- _Aim of the task_
Return all entries word for word, but drop any images.

◆ ◆ ◆

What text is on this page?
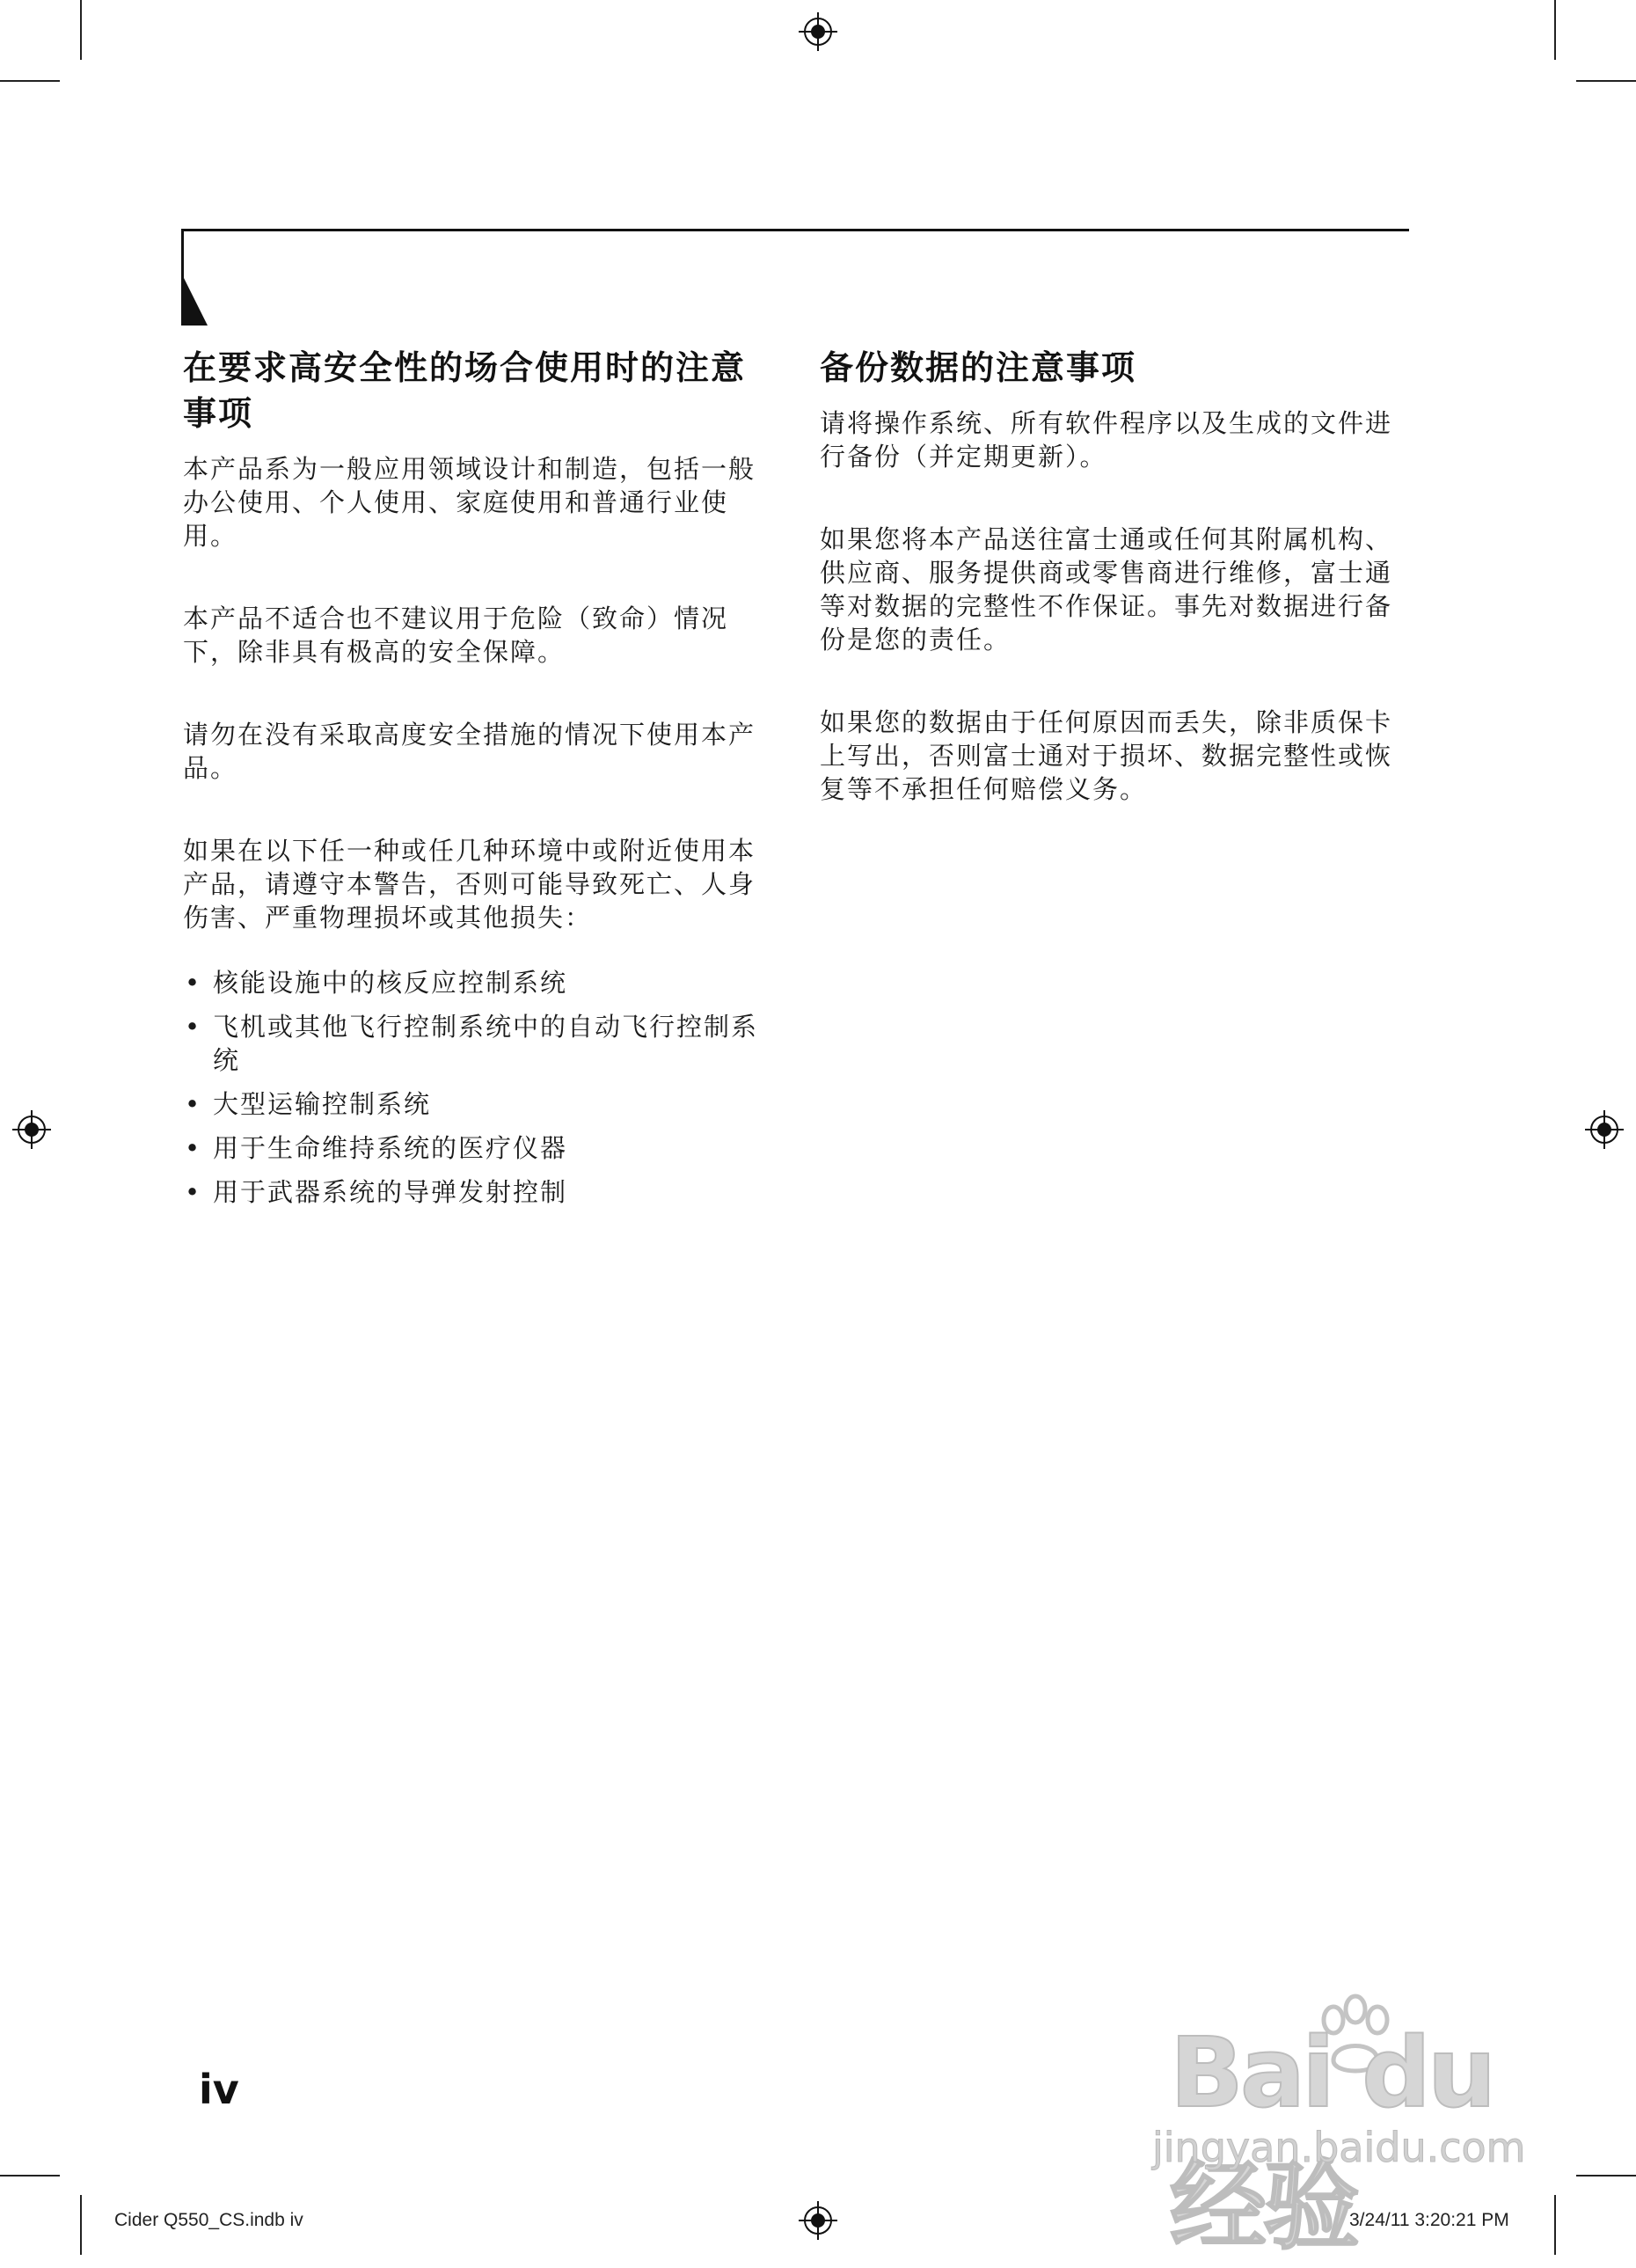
在要求高安全性的场合使用时的注意事项

本产品系为一般应用领域设计和制造，包括一般办公使用、个人使用、家庭使用和普通行业使用。

本产品不适合也不建议用于危险（致命）情况下，除非具有极高的安全保障。

请勿在没有采取高度安全措施的情况下使用本产品。

如果在以下任一种或任几种环境中或附近使用本产品，请遵守本警告，否则可能导致死亡、人身伤害、严重物理损坏或其他损失：

• 核能设施中的核反应控制系统
• 飞机或其他飞行控制系统中的自动飞行控制系统
• 大型运输控制系统
• 用于生命维持系统的医疗仪器
• 用于武器系统的导弹发射控制
备份数据的注意事项

请将操作系统、所有软件程序以及生成的文件进行备份（并定期更新）。

如果您将本产品送往富士通或任何其附属机构、供应商、服务提供商或零售商进行维修，富士通等对数据的完整性不作保证。事先对数据进行备份是您的责任。

如果您的数据由于任何原因而丢失，除非质保卡上写出，否则富士通对于损坏、数据完整性或恢复等不承担任何赔偿义务。

iv	Bai du 经验
jingyan.baidu.com
Cider Q550_CS.indb iv	3/24/11 3:20:21 PM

◆ ◆ ◆

- _Output of the task_
What text is on this page?
在要求高安全性的场合使用时的注意事项

本产品系为一般应用领域设计和制造，包括一般办公使用、个人使用、家庭使用和普通行业使用。

本产品不适合也不建议用于危险（致命）情况下，除非具有极高的安全保障。

请勿在没有采取高度安全措施的情况下使用本产品。

如果在以下任一种或任几种环境中或附近使用本产品，请遵守本警告，否则可能导致死亡、人身伤害、严重物理损坏或其他损失：

• 核能设施中的核反应控制系统
• 飞机或其他飞行控制系统中的自动飞行控制系统
• 大型运输控制系统
• 用于生命维持系统的医疗仪器
• 用于武器系统的导弹发射控制
备份数据的注意事项

请将操作系统、所有软件程序以及生成的文件进行备份（并定期更新）。

如果您将本产品送往富士通或任何其附属机构、供应商、服务提供商或零售商进行维修，富士通等对数据的完整性不作保证。事先对数据进行备份是您的责任。

如果您的数据由于任何原因而丢失，除非质保卡上写出，否则富士通对于损坏、数据完整性或恢复等不承担任何赔偿义务。

iv	Bai du 经验
jingyan.baidu.com
Cider Q550_CS.indb iv	3/24/11 3:20:21 PM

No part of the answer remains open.